ЦЕЛЬ A:
Почему, согласно отрывку о Чехове, наблюдение друга подтверждает слова Льва Толстого? Ответьте в одном–трех предложениях.
ЦЕЛЬ B:
Перепишите из отрывка о Чехове дословно фрагмент, начиная с «Его наблюдение (сам» и заканчивая «каждой стране по-своему.».
**** ФРАГМЕНТ ДОКУМЕНТА ****
Я спросил моего друга, который не так давно переехал жить в Америку, о его впечатлениях от страны и людей.
– Между прочим, здесь я увидел, – ответил он, – как много живет на свете чеховских персонажей. Только они не догадываются об этом.
Его наблюдение (сам он, возможно, об этом не думал) в очередной раз подтверждает то, что сказал Лев Толстой сразу после смерти Чехова: об особой универсальности, всечеловечности чеховских произведений и их героев. Они сродны и понятны «не только всякому русскому, но и всякому человеку вообще… А это главное».[2]
Прошло сто лет с момента физической смерти Антона Павловича Чехова. «Бессмертие – вздор», – говорил как-то Чехов Бунину[3], но то, что произошло за эти десятилетия с его творческим наследием, соответствует всем метафорам, созданным человечеством для выражения именно идеи бессмертия. Процесс этот проходил и проходит, преодолевая временные и пространственные границы, – в каждой стране по-своему.
**** ЗАПИСИ ДАННЫХ ****
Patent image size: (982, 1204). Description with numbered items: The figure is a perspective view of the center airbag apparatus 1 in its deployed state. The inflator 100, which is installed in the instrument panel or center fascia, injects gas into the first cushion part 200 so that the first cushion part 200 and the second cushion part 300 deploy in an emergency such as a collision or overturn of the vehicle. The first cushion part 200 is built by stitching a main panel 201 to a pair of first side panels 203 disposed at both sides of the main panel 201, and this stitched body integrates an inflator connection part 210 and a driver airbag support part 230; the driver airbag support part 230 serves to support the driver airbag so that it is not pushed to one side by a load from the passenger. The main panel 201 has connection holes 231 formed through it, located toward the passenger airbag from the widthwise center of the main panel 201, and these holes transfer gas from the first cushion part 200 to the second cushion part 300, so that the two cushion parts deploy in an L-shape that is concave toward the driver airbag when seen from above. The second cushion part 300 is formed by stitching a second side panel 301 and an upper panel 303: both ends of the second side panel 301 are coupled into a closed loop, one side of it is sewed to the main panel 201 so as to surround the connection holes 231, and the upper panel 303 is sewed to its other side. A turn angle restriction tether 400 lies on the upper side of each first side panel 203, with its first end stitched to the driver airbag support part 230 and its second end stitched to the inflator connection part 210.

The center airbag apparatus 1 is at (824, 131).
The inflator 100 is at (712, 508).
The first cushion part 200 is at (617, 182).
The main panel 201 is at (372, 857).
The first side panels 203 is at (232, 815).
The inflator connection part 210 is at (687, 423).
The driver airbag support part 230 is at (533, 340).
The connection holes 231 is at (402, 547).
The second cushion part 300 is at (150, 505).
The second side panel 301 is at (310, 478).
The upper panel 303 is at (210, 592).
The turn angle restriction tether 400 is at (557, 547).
****
**** ЗАПИСИ ДАННЫХ ****
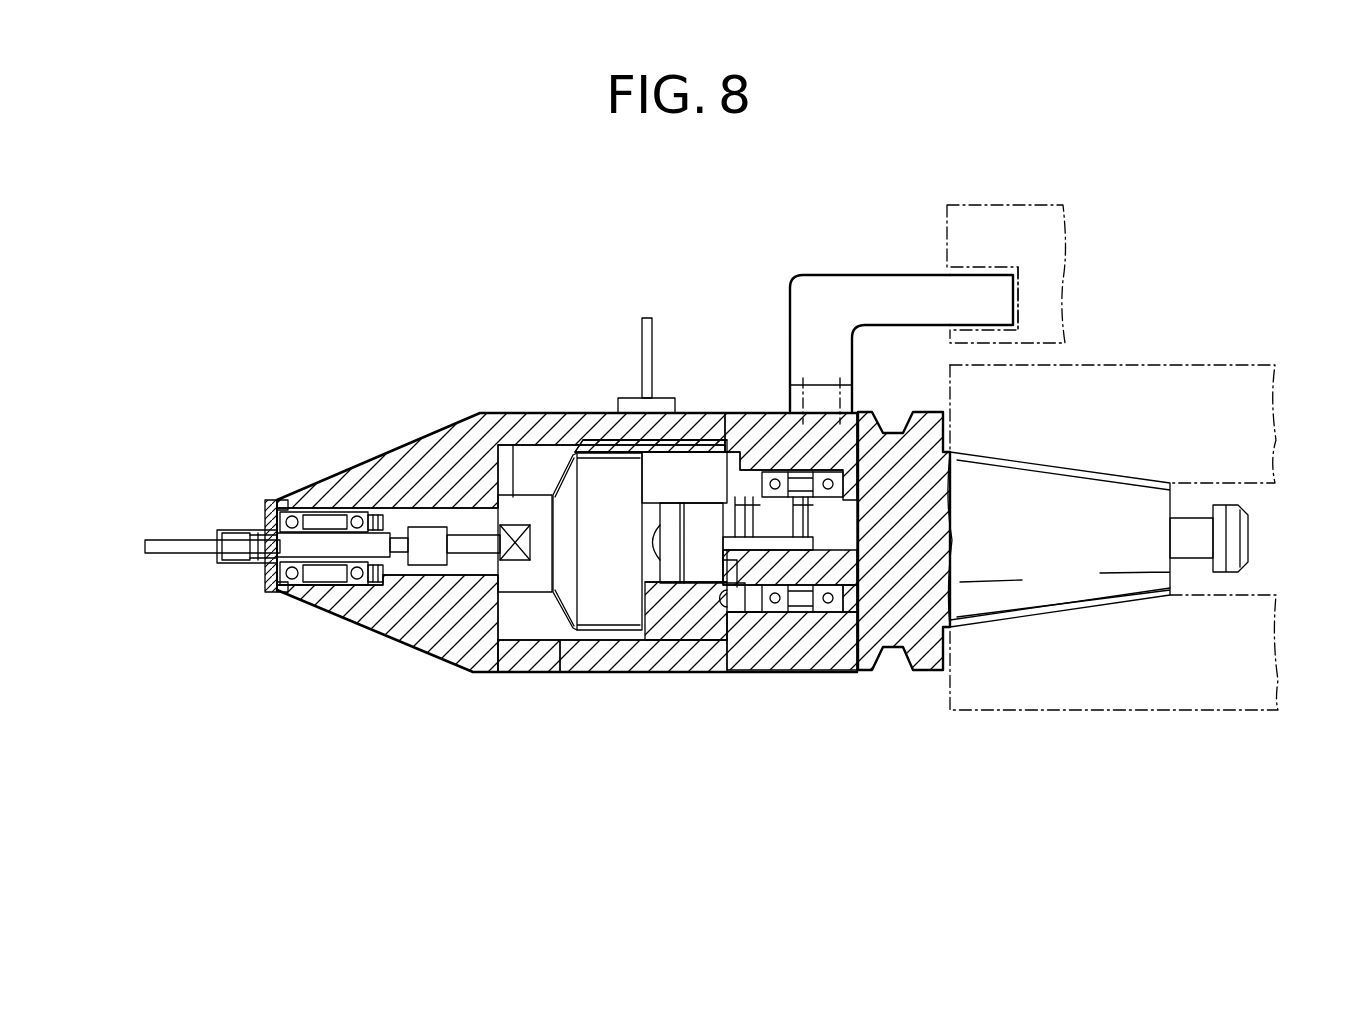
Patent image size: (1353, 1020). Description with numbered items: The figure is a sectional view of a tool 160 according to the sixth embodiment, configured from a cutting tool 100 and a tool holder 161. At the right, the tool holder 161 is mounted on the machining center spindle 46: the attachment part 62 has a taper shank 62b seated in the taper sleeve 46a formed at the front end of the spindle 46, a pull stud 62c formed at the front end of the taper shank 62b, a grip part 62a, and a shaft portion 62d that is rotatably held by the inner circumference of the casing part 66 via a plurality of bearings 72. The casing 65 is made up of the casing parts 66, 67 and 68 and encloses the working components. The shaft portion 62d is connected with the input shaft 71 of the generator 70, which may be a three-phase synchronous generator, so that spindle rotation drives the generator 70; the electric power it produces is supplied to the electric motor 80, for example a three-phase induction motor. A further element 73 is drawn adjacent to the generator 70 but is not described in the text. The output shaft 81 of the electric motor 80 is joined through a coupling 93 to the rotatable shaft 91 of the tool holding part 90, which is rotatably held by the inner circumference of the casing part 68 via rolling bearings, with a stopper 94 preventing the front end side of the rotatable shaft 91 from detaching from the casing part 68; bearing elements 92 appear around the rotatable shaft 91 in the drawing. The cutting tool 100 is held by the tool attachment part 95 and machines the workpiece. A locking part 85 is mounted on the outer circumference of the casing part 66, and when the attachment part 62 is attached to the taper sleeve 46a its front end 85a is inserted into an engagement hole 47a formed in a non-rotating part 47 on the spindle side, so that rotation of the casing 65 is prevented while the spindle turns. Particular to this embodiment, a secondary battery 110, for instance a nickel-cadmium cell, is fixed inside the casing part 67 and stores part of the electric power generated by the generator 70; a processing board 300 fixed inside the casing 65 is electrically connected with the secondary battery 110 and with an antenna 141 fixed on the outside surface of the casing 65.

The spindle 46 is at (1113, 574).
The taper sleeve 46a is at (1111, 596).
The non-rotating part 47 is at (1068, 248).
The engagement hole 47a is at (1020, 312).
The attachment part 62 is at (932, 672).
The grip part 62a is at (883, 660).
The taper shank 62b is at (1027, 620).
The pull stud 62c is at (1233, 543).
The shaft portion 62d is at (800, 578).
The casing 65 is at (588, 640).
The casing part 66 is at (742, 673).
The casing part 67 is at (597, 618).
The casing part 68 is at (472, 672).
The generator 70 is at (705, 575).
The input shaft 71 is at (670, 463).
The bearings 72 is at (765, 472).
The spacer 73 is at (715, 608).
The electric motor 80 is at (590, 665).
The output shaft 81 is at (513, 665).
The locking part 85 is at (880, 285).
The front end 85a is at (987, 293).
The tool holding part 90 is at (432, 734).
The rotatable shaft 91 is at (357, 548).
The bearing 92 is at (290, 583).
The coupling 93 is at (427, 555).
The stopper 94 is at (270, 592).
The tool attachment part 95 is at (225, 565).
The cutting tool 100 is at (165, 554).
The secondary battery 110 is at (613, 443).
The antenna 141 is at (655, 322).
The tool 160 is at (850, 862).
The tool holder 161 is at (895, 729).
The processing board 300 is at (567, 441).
****
ПОЛНЫЙ ОТВЕТ A:
Друг, переехавший в Америку, увидел там множество чеховских персонажей. Это подтверждает сказанное Толстым сразу после смерти Чехова об особой универсальности, всечеловечности его произведений и героев. По словам Толстого, они сродны и понятны не только всякому русскому, но и всякому человеку вообще.

ПОЛНЫЙ ОТВЕТ B:
Его наблюдение (сам он, возможно, об этом не думал) в очередной раз подтверждает то, что сказал Лев Толстой сразу после смерти Чехова: об особой универсальности, всечеловечности чеховских произведений и их героев. Они сродны и понятны «не только всякому русскому, но и всякому человеку вообще… А это главное».[2]
Прошло сто лет с момента физической смерти Антона Павловича Чехова. «Бессмертие – вздор», – говорил как-то Чехов Бунину[3], но то, что произошло за эти десятилетия с его творческим наследием, соответствует всем метафорам, созданным человечеством для выражения именно идеи бессмертия. Процесс этот проходил и проходит, преодолевая временные и пространственные границы, – в каждой стране по-своему.